— Work instructions —
Reproduce each line of the material below without any changes, leaving out the picture.
_____
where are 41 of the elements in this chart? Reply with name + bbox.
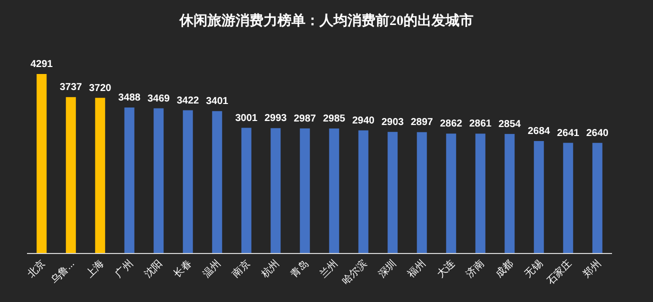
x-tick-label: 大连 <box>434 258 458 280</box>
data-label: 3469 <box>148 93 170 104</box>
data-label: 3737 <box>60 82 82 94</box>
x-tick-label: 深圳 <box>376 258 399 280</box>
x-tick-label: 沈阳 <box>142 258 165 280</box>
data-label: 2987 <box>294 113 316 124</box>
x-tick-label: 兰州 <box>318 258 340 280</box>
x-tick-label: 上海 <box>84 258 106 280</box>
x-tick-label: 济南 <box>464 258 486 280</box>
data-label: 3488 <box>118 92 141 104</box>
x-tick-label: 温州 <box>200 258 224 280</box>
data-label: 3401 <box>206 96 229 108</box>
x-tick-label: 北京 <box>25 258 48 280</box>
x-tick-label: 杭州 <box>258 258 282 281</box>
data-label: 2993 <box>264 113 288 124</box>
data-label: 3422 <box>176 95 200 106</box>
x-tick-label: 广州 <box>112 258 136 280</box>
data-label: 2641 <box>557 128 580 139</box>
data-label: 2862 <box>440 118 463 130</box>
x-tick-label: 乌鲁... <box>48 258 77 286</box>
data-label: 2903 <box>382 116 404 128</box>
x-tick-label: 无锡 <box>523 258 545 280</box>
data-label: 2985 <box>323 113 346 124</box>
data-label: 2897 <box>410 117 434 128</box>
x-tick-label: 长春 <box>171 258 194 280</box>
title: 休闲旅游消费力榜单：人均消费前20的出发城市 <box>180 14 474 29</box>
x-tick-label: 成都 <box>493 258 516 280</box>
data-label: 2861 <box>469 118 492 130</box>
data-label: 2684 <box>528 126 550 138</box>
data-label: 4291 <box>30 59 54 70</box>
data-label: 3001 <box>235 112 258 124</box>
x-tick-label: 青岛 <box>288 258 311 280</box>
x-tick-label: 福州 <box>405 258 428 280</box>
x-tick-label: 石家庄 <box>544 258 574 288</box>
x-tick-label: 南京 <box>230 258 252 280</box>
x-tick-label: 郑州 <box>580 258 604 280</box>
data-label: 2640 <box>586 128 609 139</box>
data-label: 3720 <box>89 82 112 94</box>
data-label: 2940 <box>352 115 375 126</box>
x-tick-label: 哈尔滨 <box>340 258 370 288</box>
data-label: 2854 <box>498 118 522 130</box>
_____
— Final answer —
where are 41 of the elements in this chart? Reply with name + bbox.
x-tick-label: 大连 <box>434 258 458 280</box>
data-label: 3469 <box>148 93 170 104</box>
data-label: 3737 <box>60 82 82 94</box>
x-tick-label: 深圳 <box>376 258 399 280</box>
x-tick-label: 沈阳 <box>142 258 165 280</box>
data-label: 2987 <box>294 113 316 124</box>
x-tick-label: 兰州 <box>318 258 340 280</box>
x-tick-label: 上海 <box>84 258 106 280</box>
x-tick-label: 济南 <box>464 258 486 280</box>
data-label: 3488 <box>118 92 141 104</box>
x-tick-label: 温州 <box>200 258 224 280</box>
data-label: 3401 <box>206 96 229 108</box>
x-tick-label: 北京 <box>25 258 48 280</box>
x-tick-label: 杭州 <box>258 258 282 281</box>
data-label: 2993 <box>264 113 288 124</box>
data-label: 3422 <box>176 95 200 106</box>
x-tick-label: 广州 <box>112 258 136 280</box>
data-label: 2641 <box>557 128 580 139</box>
data-label: 2862 <box>440 118 463 130</box>
x-tick-label: 乌鲁... <box>48 258 77 286</box>
data-label: 2903 <box>382 116 404 128</box>
x-tick-label: 无锡 <box>523 258 545 280</box>
data-label: 2985 <box>323 113 346 124</box>
data-label: 2897 <box>410 117 434 128</box>
x-tick-label: 长春 <box>171 258 194 280</box>
title: 休闲旅游消费力榜单：人均消费前20的出发城市 <box>180 14 474 29</box>
x-tick-label: 成都 <box>493 258 516 280</box>
data-label: 2861 <box>469 118 492 130</box>
data-label: 2684 <box>528 126 550 138</box>
data-label: 4291 <box>30 59 54 70</box>
data-label: 3001 <box>235 112 258 124</box>
x-tick-label: 青岛 <box>288 258 311 280</box>
x-tick-label: 福州 <box>405 258 428 280</box>
x-tick-label: 石家庄 <box>544 258 574 288</box>
x-tick-label: 南京 <box>230 258 252 280</box>
x-tick-label: 郑州 <box>580 258 604 280</box>
data-label: 2640 <box>586 128 609 139</box>
data-label: 3720 <box>89 82 112 94</box>
data-label: 2940 <box>352 115 375 126</box>
x-tick-label: 哈尔滨 <box>340 258 370 288</box>
data-label: 2854 <box>498 118 522 130</box>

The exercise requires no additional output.